++++ Records supplied

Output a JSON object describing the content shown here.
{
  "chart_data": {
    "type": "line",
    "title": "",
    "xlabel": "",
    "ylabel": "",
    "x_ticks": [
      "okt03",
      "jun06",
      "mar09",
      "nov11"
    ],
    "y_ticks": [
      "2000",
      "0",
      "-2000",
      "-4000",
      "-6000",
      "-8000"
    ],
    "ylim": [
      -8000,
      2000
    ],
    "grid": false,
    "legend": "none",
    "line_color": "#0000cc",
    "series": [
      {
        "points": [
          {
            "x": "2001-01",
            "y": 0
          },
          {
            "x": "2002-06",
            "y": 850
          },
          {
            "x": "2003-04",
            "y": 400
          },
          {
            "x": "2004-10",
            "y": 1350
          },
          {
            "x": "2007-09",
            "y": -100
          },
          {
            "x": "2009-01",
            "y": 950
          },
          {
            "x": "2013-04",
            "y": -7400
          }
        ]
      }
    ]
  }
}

++++++++

Given problem: Extract, word for word, each line of the listing above.

Completed task:
Output a JSON object describing the content shown here.
{
  "chart_data": {
    "type": "line",
    "title": "",
    "xlabel": "",
    "ylabel": "",
    "x_ticks": [
      "okt03",
      "jun06",
      "mar09",
      "nov11"
    ],
    "y_ticks": [
      "2000",
      "0",
      "-2000",
      "-4000",
      "-6000",
      "-8000"
    ],
    "ylim": [
      -8000,
      2000
    ],
    "grid": false,
    "legend": "none",
    "line_color": "#0000cc",
    "series": [
      {
        "points": [
          {
            "x": "2001-01",
            "y": 0
          },
          {
            "x": "2002-06",
            "y": 850
          },
          {
            "x": "2003-04",
            "y": 400
          },
          {
            "x": "2004-10",
            "y": 1350
          },
          {
            "x": "2007-09",
            "y": -100
          },
          {
            "x": "2009-01",
            "y": 950
          },
          {
            "x": "2013-04",
            "y": -7400
          }
        ]
      }
    ]
  }
}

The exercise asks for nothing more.